Read the records below. Copy each line where the string "свободных" occurs.

Data entries:

┄┄┄┄┄┄┄┄┄┄┄┄┄┄┄┄┄┄┄┄

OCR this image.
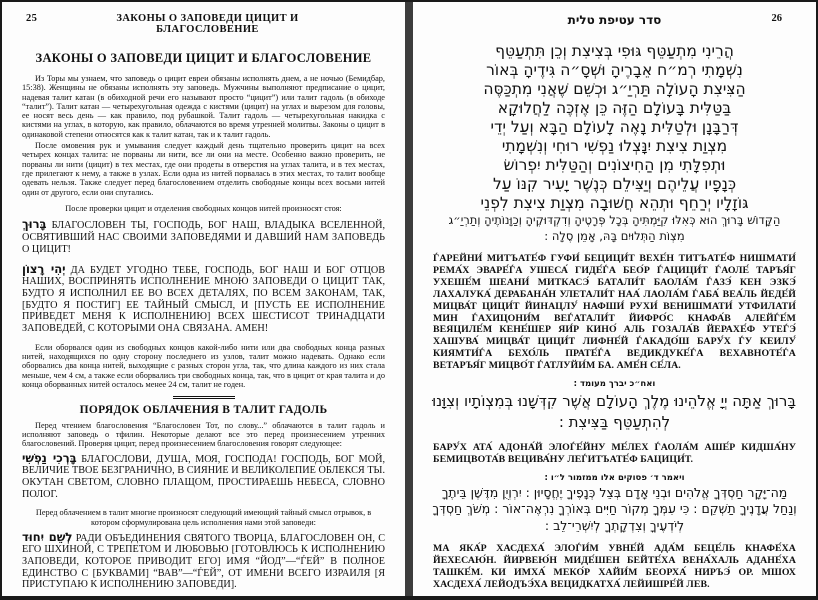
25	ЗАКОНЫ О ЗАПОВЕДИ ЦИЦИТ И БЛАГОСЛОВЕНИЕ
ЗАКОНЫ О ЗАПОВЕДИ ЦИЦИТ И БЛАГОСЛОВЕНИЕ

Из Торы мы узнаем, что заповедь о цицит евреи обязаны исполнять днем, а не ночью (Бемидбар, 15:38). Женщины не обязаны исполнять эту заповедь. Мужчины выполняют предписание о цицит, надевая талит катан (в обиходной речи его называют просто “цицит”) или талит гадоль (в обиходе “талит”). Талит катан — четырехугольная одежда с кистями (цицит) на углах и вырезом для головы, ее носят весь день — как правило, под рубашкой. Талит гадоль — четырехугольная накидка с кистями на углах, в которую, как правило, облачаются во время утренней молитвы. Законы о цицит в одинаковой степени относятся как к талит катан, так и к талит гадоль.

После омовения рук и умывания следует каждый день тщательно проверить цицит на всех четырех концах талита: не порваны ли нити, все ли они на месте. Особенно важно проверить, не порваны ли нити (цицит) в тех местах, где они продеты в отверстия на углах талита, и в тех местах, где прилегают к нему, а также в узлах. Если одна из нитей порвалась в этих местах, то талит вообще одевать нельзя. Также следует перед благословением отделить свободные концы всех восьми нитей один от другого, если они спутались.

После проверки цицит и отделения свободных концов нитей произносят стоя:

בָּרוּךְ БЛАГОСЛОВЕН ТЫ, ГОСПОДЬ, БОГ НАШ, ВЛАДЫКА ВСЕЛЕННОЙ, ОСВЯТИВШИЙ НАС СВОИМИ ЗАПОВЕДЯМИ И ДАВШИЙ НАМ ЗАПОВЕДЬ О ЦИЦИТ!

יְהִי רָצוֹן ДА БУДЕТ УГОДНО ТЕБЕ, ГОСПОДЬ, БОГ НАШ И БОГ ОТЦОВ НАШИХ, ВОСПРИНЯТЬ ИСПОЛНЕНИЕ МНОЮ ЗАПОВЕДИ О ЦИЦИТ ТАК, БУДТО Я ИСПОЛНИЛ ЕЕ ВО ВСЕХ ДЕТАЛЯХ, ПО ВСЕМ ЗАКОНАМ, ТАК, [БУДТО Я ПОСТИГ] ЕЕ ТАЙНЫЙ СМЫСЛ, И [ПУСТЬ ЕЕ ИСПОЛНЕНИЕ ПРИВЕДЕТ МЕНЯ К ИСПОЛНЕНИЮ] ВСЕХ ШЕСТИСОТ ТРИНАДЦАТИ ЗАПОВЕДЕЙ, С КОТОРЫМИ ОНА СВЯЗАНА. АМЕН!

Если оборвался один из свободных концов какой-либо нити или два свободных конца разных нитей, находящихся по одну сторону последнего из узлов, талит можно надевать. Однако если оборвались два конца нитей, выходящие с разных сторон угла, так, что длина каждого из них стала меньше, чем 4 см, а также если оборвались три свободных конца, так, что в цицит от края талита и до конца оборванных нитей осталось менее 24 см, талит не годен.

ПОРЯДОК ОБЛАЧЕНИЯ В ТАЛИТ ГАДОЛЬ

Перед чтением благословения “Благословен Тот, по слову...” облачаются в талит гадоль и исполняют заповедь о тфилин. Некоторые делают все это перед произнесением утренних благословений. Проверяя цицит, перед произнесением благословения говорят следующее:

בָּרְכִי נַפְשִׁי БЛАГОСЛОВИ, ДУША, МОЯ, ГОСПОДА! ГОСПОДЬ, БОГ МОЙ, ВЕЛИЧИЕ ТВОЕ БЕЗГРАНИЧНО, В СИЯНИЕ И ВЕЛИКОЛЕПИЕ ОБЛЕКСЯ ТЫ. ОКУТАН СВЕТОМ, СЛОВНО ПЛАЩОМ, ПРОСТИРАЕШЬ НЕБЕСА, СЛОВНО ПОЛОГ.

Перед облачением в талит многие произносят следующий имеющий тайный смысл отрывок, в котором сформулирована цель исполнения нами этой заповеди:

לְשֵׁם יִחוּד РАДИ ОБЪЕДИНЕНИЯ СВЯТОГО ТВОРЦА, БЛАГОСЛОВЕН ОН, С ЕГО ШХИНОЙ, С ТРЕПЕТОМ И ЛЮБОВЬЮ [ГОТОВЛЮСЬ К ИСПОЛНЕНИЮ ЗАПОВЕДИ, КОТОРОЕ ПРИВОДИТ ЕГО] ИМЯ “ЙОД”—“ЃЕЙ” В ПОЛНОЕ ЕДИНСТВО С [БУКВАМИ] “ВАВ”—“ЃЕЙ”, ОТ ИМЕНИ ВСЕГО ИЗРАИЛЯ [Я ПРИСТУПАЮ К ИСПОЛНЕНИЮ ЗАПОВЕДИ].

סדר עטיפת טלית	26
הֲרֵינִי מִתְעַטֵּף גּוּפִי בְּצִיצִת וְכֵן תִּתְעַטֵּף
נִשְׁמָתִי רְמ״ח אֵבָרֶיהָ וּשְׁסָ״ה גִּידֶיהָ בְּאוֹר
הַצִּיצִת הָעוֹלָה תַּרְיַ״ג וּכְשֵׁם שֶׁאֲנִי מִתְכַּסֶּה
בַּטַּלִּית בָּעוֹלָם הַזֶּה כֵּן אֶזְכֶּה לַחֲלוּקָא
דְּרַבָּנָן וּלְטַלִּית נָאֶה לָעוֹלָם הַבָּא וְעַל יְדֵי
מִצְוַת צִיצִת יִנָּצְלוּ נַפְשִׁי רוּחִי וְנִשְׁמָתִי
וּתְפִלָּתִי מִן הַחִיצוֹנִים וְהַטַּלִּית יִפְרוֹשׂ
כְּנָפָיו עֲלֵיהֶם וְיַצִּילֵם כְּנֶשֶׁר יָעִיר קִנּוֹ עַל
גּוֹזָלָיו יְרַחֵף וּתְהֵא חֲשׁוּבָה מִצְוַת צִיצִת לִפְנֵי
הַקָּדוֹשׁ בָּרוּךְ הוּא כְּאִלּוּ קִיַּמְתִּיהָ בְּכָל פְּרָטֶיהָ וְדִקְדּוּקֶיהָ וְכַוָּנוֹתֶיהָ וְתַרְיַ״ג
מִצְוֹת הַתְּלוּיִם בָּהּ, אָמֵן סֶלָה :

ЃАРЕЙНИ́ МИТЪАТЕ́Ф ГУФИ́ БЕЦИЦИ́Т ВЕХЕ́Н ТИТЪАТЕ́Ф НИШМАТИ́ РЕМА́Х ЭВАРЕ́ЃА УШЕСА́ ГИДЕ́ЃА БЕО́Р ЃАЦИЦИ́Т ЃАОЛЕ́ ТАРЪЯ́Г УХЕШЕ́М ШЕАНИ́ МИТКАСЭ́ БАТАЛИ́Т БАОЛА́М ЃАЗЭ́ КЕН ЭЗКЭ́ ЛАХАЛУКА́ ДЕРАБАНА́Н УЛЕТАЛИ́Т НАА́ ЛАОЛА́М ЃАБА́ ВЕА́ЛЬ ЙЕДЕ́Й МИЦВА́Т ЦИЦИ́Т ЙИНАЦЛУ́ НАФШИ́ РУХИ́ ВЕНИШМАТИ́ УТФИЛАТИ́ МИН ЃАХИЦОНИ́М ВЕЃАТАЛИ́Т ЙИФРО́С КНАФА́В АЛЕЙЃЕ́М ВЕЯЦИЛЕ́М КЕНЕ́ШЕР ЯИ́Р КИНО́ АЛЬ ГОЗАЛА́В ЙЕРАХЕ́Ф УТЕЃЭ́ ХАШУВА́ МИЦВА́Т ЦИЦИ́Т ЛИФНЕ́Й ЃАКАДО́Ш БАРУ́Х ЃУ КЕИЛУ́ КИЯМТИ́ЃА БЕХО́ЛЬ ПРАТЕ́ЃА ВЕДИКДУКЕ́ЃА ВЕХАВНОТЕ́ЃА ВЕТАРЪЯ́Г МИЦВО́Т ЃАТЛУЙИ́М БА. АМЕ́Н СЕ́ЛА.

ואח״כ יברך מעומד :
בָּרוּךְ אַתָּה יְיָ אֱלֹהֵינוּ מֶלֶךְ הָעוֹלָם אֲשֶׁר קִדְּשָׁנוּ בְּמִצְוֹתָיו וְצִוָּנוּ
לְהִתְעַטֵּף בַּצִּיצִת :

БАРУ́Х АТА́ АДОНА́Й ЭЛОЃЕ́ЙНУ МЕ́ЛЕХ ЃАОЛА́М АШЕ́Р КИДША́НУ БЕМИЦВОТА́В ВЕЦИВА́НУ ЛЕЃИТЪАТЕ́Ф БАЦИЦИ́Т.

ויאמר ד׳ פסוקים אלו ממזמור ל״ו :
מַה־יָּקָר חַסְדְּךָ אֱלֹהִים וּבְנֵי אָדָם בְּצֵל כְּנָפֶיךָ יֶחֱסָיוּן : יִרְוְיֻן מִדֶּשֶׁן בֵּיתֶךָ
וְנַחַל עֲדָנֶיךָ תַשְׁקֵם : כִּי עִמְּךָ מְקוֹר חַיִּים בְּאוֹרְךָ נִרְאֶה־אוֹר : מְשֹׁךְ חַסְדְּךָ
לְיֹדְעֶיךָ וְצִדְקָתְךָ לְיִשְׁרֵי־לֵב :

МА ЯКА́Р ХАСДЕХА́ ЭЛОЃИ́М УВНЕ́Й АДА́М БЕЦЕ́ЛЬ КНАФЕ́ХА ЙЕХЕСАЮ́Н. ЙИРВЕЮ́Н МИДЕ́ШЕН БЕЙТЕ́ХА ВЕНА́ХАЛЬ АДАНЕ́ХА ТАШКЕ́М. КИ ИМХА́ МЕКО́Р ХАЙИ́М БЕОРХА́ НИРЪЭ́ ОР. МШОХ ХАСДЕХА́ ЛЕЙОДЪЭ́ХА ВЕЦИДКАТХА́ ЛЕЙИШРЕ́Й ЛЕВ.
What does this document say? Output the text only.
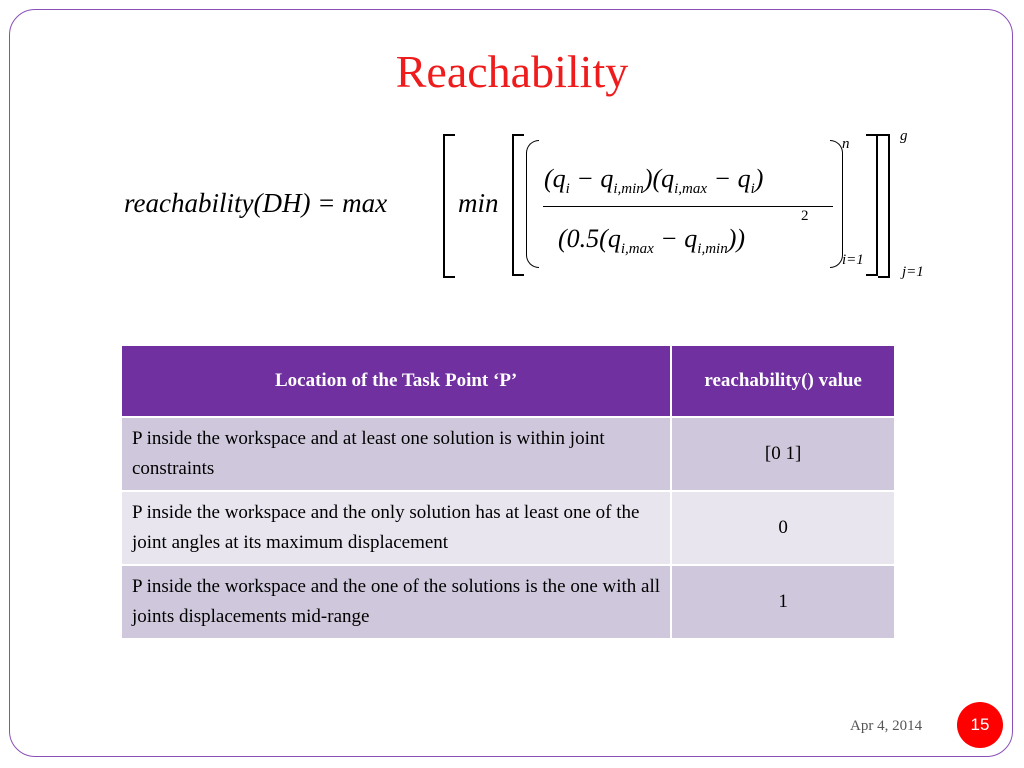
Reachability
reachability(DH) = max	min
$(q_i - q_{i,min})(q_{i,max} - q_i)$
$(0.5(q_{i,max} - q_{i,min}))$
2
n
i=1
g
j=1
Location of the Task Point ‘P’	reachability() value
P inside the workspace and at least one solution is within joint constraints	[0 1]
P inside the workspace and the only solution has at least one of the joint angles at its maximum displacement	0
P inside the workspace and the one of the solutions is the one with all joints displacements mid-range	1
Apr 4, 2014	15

┄┄┄┄┄┄┄┄┄┄┄┄┄┄┄┄┄┄┄┄

The answer:
После проверки цицит и отделения свободных концов нитей произносят стоя:
Если оборвался один из свободных концов какой-либо нити или два свободных конца разных нитей, находящихся по одну сторону последнего из узлов, талит можно надевать. Однако если оборвались два конца нитей, выходящие с разных сторон угла, так, что длина каждого из них стала меньше, чем 4 см, а также если оборвались три свободных конца, так, что в цицит от края талита и до конца оборванных нитей осталось менее 24 см, талит не годен.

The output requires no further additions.